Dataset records
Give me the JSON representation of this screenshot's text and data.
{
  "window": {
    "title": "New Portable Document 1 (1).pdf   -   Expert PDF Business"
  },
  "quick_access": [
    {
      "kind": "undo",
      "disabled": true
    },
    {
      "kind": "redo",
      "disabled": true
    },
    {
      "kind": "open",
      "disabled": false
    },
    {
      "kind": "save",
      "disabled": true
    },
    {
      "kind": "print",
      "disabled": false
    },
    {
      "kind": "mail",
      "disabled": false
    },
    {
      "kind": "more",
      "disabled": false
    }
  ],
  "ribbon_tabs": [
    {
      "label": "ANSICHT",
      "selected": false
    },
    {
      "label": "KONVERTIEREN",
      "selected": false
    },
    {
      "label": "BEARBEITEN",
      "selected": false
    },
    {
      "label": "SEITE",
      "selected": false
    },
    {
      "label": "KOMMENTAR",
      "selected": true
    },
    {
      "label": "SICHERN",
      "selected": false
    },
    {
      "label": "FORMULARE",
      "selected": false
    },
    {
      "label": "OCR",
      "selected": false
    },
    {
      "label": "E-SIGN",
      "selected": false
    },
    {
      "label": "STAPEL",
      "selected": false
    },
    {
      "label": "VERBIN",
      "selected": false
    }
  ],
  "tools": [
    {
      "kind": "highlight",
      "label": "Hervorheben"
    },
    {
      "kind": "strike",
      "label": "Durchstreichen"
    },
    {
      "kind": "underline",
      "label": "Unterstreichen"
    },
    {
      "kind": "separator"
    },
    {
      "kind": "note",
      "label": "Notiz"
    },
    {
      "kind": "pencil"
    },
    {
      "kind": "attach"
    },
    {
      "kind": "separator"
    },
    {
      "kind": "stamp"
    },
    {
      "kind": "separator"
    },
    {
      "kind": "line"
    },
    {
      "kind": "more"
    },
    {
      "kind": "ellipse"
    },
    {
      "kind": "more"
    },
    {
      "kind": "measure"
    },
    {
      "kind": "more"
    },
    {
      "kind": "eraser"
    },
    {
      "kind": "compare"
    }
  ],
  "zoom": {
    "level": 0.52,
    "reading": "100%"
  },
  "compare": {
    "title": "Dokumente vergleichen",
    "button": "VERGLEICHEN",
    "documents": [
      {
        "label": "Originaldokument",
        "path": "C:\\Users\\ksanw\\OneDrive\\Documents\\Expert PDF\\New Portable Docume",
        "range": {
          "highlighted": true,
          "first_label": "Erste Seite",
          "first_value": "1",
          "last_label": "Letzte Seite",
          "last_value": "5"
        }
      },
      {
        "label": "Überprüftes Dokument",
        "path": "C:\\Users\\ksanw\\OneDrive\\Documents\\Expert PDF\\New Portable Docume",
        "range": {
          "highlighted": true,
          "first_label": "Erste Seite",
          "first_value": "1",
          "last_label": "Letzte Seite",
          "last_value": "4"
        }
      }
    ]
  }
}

• Task details: All of the data shown above must be copied exactly.

• Result of the exercise:
Give me the JSON representation of this screenshot's text and data.
{
  "window": {
    "title": "New Portable Document 1 (1).pdf   -   Expert PDF Business"
  },
  "quick_access": [
    {
      "kind": "undo",
      "disabled": true
    },
    {
      "kind": "redo",
      "disabled": true
    },
    {
      "kind": "open",
      "disabled": false
    },
    {
      "kind": "save",
      "disabled": true
    },
    {
      "kind": "print",
      "disabled": false
    },
    {
      "kind": "mail",
      "disabled": false
    },
    {
      "kind": "more",
      "disabled": false
    }
  ],
  "ribbon_tabs": [
    {
      "label": "ANSICHT",
      "selected": false
    },
    {
      "label": "KONVERTIEREN",
      "selected": false
    },
    {
      "label": "BEARBEITEN",
      "selected": false
    },
    {
      "label": "SEITE",
      "selected": false
    },
    {
      "label": "KOMMENTAR",
      "selected": true
    },
    {
      "label": "SICHERN",
      "selected": false
    },
    {
      "label": "FORMULARE",
      "selected": false
    },
    {
      "label": "OCR",
      "selected": false
    },
    {
      "label": "E-SIGN",
      "selected": false
    },
    {
      "label": "STAPEL",
      "selected": false
    },
    {
      "label": "VERBIN",
      "selected": false
    }
  ],
  "tools": [
    {
      "kind": "highlight",
      "label": "Hervorheben"
    },
    {
      "kind": "strike",
      "label": "Durchstreichen"
    },
    {
      "kind": "underline",
      "label": "Unterstreichen"
    },
    {
      "kind": "separator"
    },
    {
      "kind": "note",
      "label": "Notiz"
    },
    {
      "kind": "pencil"
    },
    {
      "kind": "attach"
    },
    {
      "kind": "separator"
    },
    {
      "kind": "stamp"
    },
    {
      "kind": "separator"
    },
    {
      "kind": "line"
    },
    {
      "kind": "more"
    },
    {
      "kind": "ellipse"
    },
    {
      "kind": "more"
    },
    {
      "kind": "measure"
    },
    {
      "kind": "more"
    },
    {
      "kind": "eraser"
    },
    {
      "kind": "compare"
    }
  ],
  "zoom": {
    "level": 0.52,
    "reading": "100%"
  },
  "compare": {
    "title": "Dokumente vergleichen",
    "button": "VERGLEICHEN",
    "documents": [
      {
        "label": "Originaldokument",
        "path": "C:\\Users\\ksanw\\OneDrive\\Documents\\Expert PDF\\New Portable Docume",
        "range": {
          "highlighted": true,
          "first_label": "Erste Seite",
          "first_value": "1",
          "last_label": "Letzte Seite",
          "last_value": "5"
        }
      },
      {
        "label": "Überprüftes Dokument",
        "path": "C:\\Users\\ksanw\\OneDrive\\Documents\\Expert PDF\\New Portable Docume",
        "range": {
          "highlighted": true,
          "first_label": "Erste Seite",
          "first_value": "1",
          "last_label": "Letzte Seite",
          "last_value": "4"
        }
      }
    ]
  }
}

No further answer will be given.